* START Text provided *
[PATCH v7 2/2] memory: atmel-ebi: add DT bindings documentation

Rob Herring robh at kernel.org
Wed May 4 05:43:18 PDT 2016


On Wed, May 4, 2016 at 5:06 AM, Jean-Jacques Hiblot
<jjhiblot at traphandler.com> wrote:
> 2016-05-03 21:11 GMT+02:00 Rob Herring <robh at kernel.org>:
>> On Tue, May 3, 2016 at 11:51 AM, Boris Brezillon
>> <boris.brezillon at free-electrons.com> wrote:
>>> Hi Rob,
>>>
>>> On Tue, 3 May 2016 11:40:19 -0500
>>> Rob Herring <robh at kernel.org> wrote:
>>>
>>>> On Thu, Apr 28, 2016 at 02:03:27PM +0200, Boris Brezillon wrote:
>>>> > The EBI (External Bus Interface) is used to access external peripherals
>>>> > (NOR, SRAM, NAND, and other specific devices like ethernet controllers).
>>>> > Each device is assigned a CS line and an address range and can have its
>>>> > own configuration (timings, access mode, bus width, ...).
>>>> > This driver provides a generic DT binding to configure a device according
>>>> > to its requirements.
>>>> > For specific device controllers (like the NAND one) the SMC timings
>>>> > should be configured by the controller driver through the matrix and smc
>>>> > syscon regmaps.
* END Text provided *
* START Recorded data *
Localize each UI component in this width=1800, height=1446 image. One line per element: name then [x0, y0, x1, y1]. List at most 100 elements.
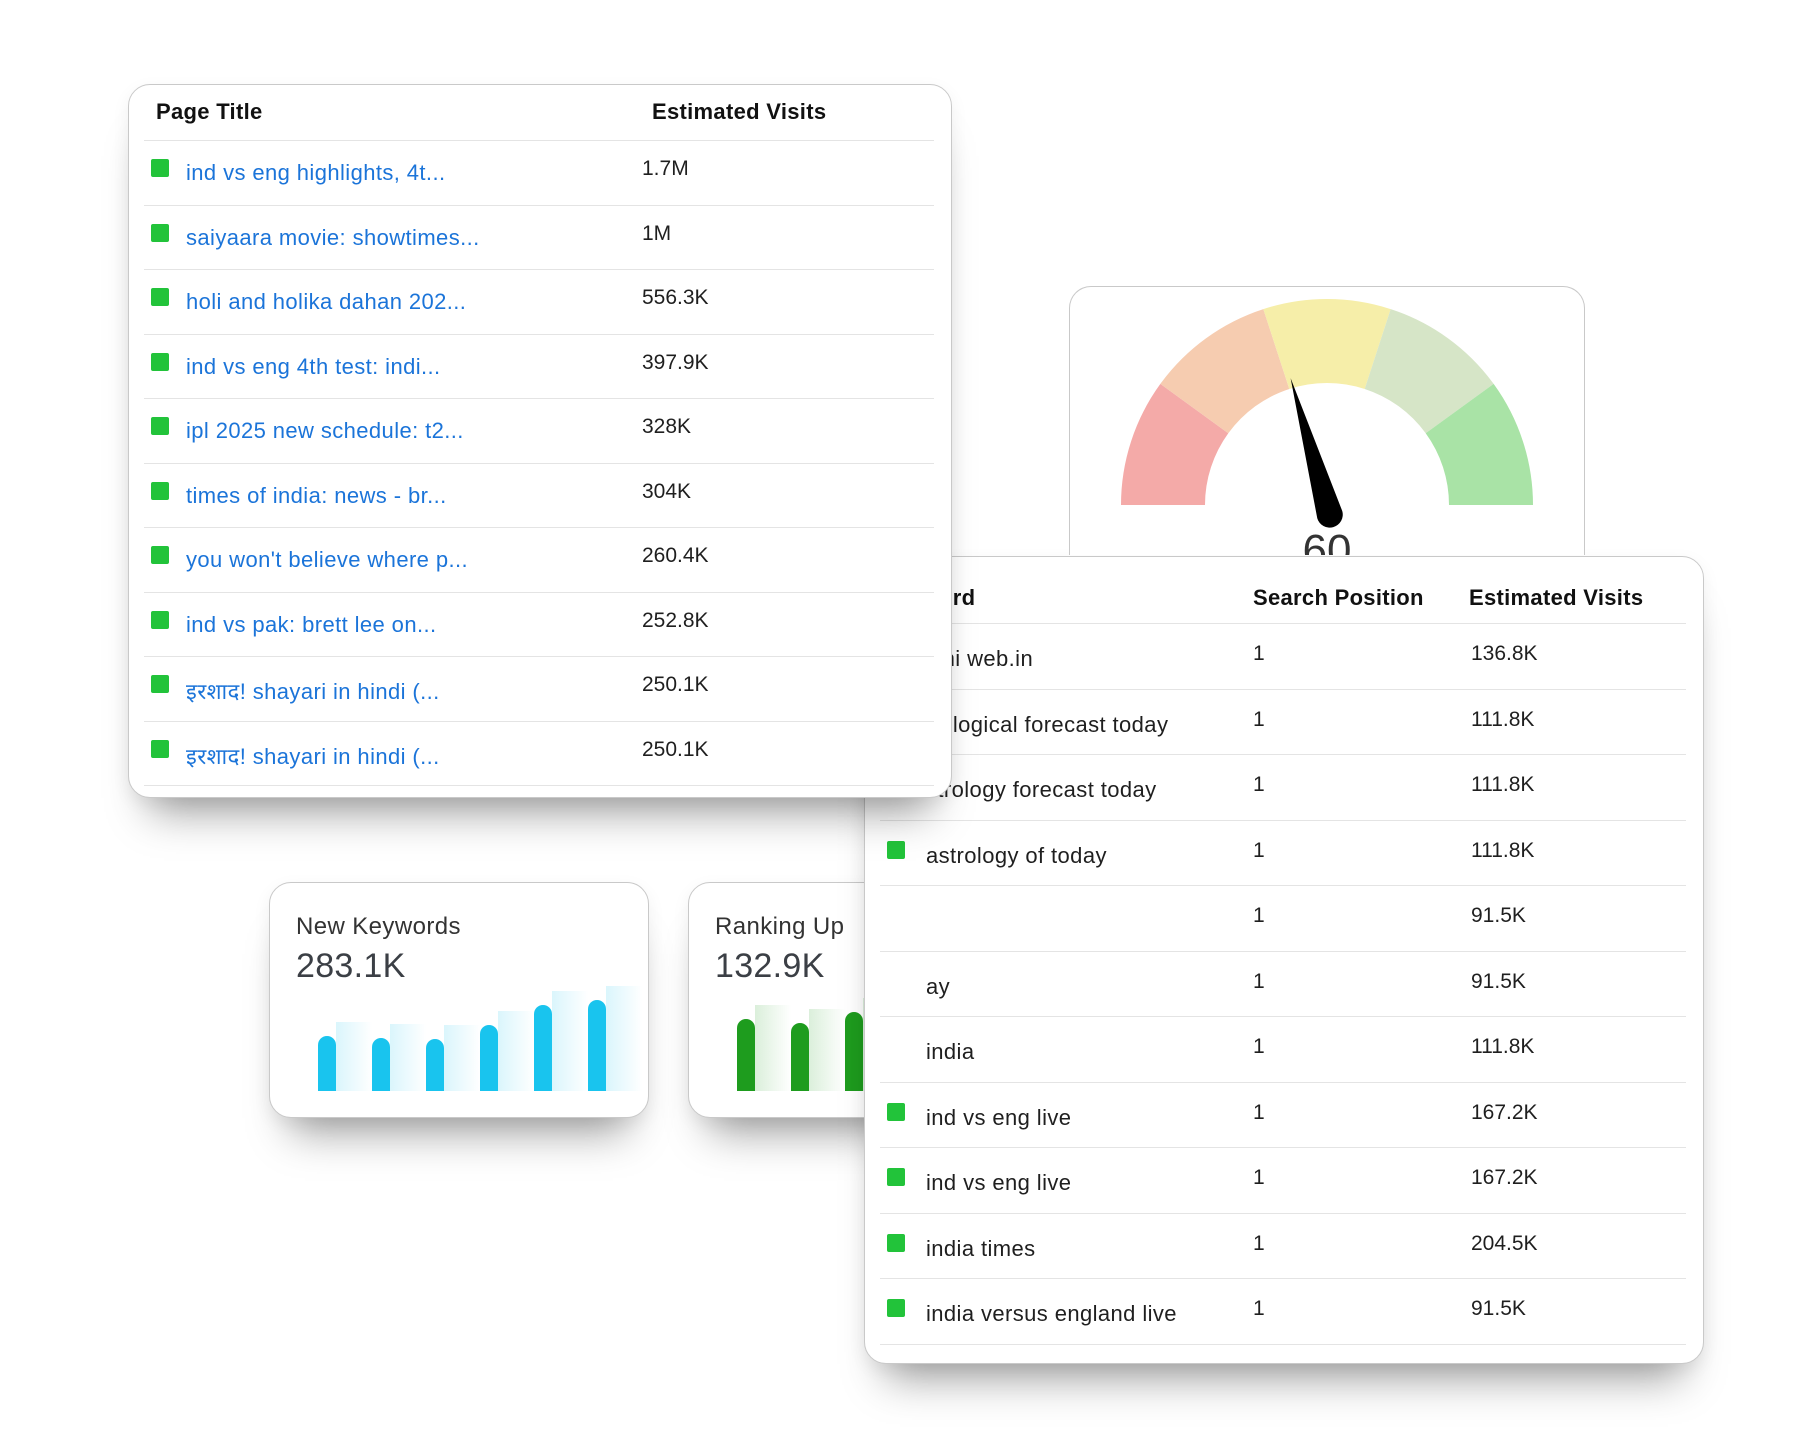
* END Recorded data *
Description of the task
In the patch email, what is the generic DT binding for, and what about devices on the External Bus Interface makes it needed?

Solution
The binding lets a device be configured according to its own requirements. Each device on the EBI gets its own CS line and address range and can have its own configuration, such as timings, access mode and bus width.